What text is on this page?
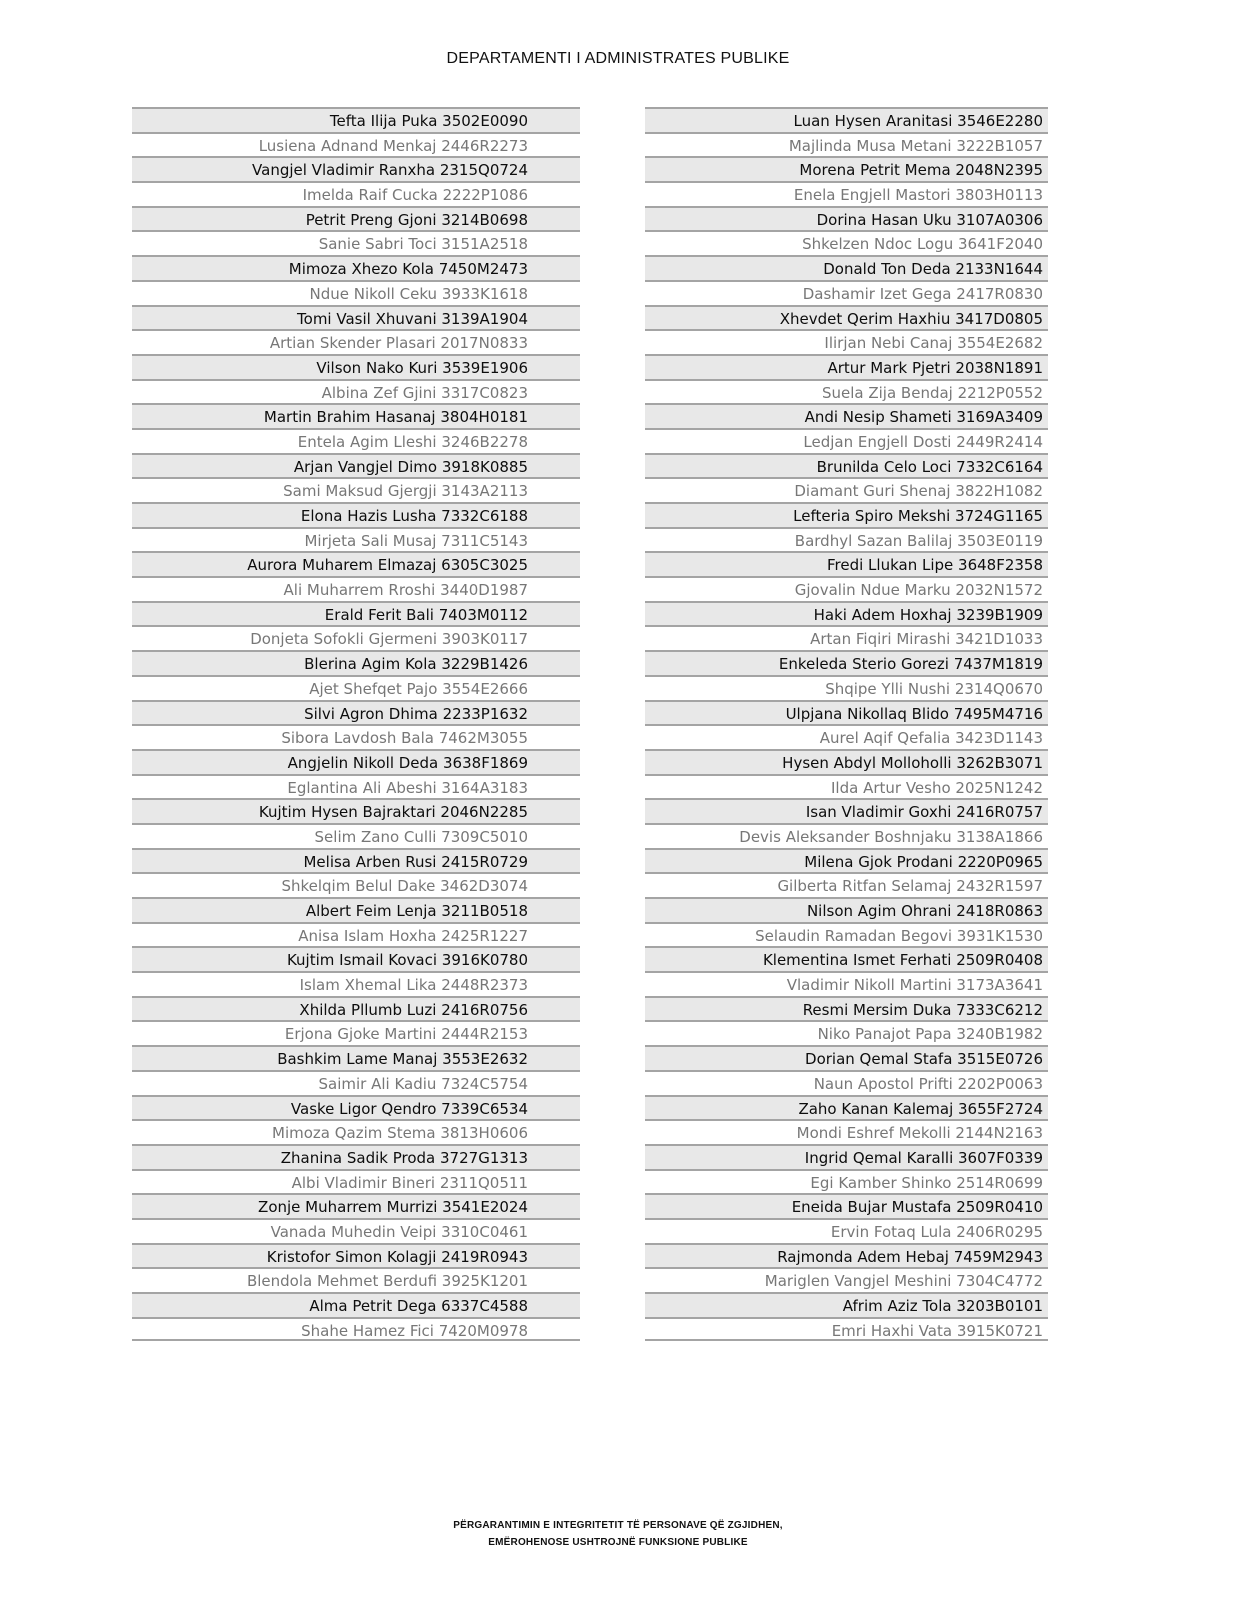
DEPARTAMENTI I ADMINISTRATES PUBLIKE
Tefta Ilija Puka 3502E0090
Lusiena Adnand Menkaj 2446R2273
Vangjel Vladimir Ranxha 2315Q0724
Imelda Raif Cucka 2222P1086
Petrit Preng Gjoni 3214B0698
Sanie Sabri Toci 3151A2518
Mimoza Xhezo Kola 7450M2473
Ndue Nikoll Ceku 3933K1618
Tomi Vasil Xhuvani 3139A1904
Artian Skender Plasari 2017N0833
Vilson Nako Kuri 3539E1906
Albina Zef Gjini 3317C0823
Martin Brahim Hasanaj 3804H0181
Entela Agim Lleshi 3246B2278
Arjan Vangjel Dimo 3918K0885
Sami Maksud Gjergji 3143A2113
Elona Hazis Lusha 7332C6188
Mirjeta Sali Musaj 7311C5143
Aurora Muharem Elmazaj 6305C3025
Ali Muharrem Rroshi 3440D1987
Erald Ferit Bali 7403M0112
Donjeta Sofokli Gjermeni 3903K0117
Blerina Agim Kola 3229B1426
Ajet Shefqet Pajo 3554E2666
Silvi Agron Dhima 2233P1632
Sibora Lavdosh Bala 7462M3055
Angjelin Nikoll Deda 3638F1869
Eglantina Ali Abeshi 3164A3183
Kujtim Hysen Bajraktari 2046N2285
Selim Zano Culli 7309C5010
Melisa Arben Rusi 2415R0729
Shkelqim Belul Dake 3462D3074
Albert Feim Lenja 3211B0518
Anisa Islam Hoxha 2425R1227
Kujtim Ismail Kovaci 3916K0780
Islam Xhemal Lika 2448R2373
Xhilda Pllumb Luzi 2416R0756
Erjona Gjoke Martini 2444R2153
Bashkim Lame Manaj 3553E2632
Saimir Ali Kadiu 7324C5754
Vaske Ligor Qendro 7339C6534
Mimoza Qazim Stema 3813H0606
Zhanina Sadik Proda 3727G1313
Albi Vladimir Bineri 2311Q0511
Zonje Muharrem Murrizi 3541E2024
Vanada Muhedin Veipi 3310C0461
Kristofor Simon Kolagji 2419R0943
Blendola Mehmet Berdufi 3925K1201
Alma Petrit Dega 6337C4588
Shahe Hamez Fici 7420M0978
Luan Hysen Aranitasi 3546E2280
Majlinda Musa Metani 3222B1057
Morena Petrit Mema 2048N2395
Enela Engjell Mastori 3803H0113
Dorina Hasan Uku 3107A0306
Shkelzen Ndoc Logu 3641F2040
Donald Ton Deda 2133N1644
Dashamir Izet Gega 2417R0830
Xhevdet Qerim Haxhiu 3417D0805
Ilirjan Nebi Canaj 3554E2682
Artur Mark Pjetri 2038N1891
Suela Zija Bendaj 2212P0552
Andi Nesip Shameti 3169A3409
Ledjan Engjell Dosti 2449R2414
Brunilda Celo Loci 7332C6164
Diamant Guri Shenaj 3822H1082
Lefteria Spiro Mekshi 3724G1165
Bardhyl Sazan Balilaj 3503E0119
Fredi Llukan Lipe 3648F2358
Gjovalin Ndue Marku 2032N1572
Haki Adem Hoxhaj 3239B1909
Artan Fiqiri Mirashi 3421D1033
Enkeleda Sterio Gorezi 7437M1819
Shqipe Ylli Nushi 2314Q0670
Ulpjana Nikollaq Blido 7495M4716
Aurel Aqif Qefalia 3423D1143
Hysen Abdyl Molloholli 3262B3071
Ilda Artur Vesho 2025N1242
Isan Vladimir Goxhi 2416R0757
Devis Aleksander Boshnjaku 3138A1866
Milena Gjok Prodani 2220P0965
Gilberta Ritfan Selamaj 2432R1597
Nilson Agim Ohrani 2418R0863
Selaudin Ramadan Begovi 3931K1530
Klementina Ismet Ferhati 2509R0408
Vladimir Nikoll Martini 3173A3641
Resmi Mersim Duka 7333C6212
Niko Panajot Papa 3240B1982
Dorian Qemal Stafa 3515E0726
Naun Apostol Prifti 2202P0063
Zaho Kanan Kalemaj 3655F2724
Mondi Eshref Mekolli 2144N2163
Ingrid Qemal Karalli 3607F0339
Egi Kamber Shinko 2514R0699
Eneida Bujar Mustafa 2509R0410
Ervin Fotaq Lula 2406R0295
Rajmonda Adem Hebaj 7459M2943
Mariglen Vangjel Meshini 7304C4772
Afrim Aziz Tola 3203B0101
Emri Haxhi Vata 3915K0721
PËRGARANTIMIN E INTEGRITETIT TË PERSONAVE QË ZGJIDHEN,
EMËROHENOSE USHTROJNË FUNKSIONE PUBLIKE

----

Scan the material above for the string "Vladimir" and report each line where you find it.

Vangjel Vladimir Ranxha 2315Q0724
Albi Vladimir Bineri 2311Q0511
Isan Vladimir Goxhi 2416R0757
Vladimir Nikoll Martini 3173A3641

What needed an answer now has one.